#### [GIVEN EXERCISE]
Reproduce verbatim the lines from the beginning of the source records up to and including the line containing "- category-label: Dining".

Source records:
□ □ □ □ □ □ □

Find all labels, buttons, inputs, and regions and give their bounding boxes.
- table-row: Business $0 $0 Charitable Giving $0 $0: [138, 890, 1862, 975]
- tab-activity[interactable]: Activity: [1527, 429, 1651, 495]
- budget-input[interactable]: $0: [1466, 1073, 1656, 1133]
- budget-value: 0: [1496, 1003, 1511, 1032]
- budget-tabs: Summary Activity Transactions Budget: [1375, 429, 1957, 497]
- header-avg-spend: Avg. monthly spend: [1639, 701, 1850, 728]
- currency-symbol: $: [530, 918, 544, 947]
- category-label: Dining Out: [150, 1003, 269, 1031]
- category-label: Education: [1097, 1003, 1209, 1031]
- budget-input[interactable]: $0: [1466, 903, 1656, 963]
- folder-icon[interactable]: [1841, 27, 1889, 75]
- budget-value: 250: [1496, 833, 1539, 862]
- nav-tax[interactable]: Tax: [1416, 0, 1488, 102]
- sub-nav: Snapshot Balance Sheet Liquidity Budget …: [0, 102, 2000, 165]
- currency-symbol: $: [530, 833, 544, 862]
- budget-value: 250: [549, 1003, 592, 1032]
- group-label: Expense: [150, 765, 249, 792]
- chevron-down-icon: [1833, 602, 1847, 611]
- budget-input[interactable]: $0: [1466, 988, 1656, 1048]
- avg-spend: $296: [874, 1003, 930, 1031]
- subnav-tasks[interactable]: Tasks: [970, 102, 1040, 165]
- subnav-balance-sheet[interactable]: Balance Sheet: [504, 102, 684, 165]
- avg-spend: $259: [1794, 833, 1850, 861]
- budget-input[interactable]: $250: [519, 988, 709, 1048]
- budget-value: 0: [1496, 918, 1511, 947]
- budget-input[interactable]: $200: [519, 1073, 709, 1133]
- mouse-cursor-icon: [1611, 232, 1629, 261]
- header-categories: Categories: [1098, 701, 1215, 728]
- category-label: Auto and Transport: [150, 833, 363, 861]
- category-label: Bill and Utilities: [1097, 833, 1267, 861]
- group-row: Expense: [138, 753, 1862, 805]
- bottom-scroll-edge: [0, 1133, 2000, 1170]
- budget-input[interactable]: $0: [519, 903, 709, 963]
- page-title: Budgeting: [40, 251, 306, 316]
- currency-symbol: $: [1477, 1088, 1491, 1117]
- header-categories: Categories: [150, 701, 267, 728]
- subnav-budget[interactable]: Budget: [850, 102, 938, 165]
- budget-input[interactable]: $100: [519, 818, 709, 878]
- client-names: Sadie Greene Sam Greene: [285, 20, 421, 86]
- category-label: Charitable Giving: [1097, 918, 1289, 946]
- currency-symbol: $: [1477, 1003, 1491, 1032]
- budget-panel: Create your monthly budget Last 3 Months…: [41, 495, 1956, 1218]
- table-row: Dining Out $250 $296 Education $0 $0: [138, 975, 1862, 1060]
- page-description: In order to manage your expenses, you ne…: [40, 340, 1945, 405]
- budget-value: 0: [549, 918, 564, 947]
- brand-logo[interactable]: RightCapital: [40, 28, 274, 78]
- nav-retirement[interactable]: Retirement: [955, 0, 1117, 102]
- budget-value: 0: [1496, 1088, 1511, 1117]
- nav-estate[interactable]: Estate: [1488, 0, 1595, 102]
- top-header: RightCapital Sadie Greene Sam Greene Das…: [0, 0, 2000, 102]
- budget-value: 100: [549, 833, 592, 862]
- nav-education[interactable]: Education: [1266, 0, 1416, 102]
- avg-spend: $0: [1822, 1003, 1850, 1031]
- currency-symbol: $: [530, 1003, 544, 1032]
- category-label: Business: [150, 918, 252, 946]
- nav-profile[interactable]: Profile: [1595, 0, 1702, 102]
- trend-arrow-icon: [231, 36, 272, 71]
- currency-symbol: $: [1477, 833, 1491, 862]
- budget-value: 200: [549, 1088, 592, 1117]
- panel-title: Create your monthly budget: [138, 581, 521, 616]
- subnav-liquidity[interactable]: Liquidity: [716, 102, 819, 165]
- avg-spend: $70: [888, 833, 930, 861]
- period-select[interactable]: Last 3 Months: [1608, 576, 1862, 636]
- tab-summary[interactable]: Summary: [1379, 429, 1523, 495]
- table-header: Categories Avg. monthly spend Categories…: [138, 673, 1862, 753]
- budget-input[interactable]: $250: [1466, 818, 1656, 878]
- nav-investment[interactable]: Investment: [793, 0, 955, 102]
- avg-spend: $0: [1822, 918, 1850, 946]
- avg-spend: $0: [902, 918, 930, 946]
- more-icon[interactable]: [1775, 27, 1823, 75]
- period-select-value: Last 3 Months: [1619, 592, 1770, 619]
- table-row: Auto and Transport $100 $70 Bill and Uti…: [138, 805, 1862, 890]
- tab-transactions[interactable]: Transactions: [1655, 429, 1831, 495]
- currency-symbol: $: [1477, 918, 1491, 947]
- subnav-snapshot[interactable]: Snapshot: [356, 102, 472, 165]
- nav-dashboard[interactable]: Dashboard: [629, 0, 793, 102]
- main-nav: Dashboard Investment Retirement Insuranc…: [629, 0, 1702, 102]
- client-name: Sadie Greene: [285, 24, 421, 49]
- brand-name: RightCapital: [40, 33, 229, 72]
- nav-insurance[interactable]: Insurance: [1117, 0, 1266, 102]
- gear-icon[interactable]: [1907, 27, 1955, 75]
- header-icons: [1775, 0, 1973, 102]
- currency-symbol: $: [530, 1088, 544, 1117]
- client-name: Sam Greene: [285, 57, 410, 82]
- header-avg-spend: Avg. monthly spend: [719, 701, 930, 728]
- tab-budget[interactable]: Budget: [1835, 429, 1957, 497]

□ □ □ □ □ □ □

#### [SOLUTION TO THE EXERCISE]
Find all labels, buttons, inputs, and regions and give their bounding boxes.
- table-row: Business $0 $0 Charitable Giving $0 $0: [138, 890, 1862, 975]
- tab-activity[interactable]: Activity: [1527, 429, 1651, 495]
- budget-input[interactable]: $0: [1466, 1073, 1656, 1133]
- budget-value: 0: [1496, 1003, 1511, 1032]
- budget-tabs: Summary Activity Transactions Budget: [1375, 429, 1957, 497]
- header-avg-spend: Avg. monthly spend: [1639, 701, 1850, 728]
- currency-symbol: $: [530, 918, 544, 947]
- category-label: Dining Out: [150, 1003, 269, 1031]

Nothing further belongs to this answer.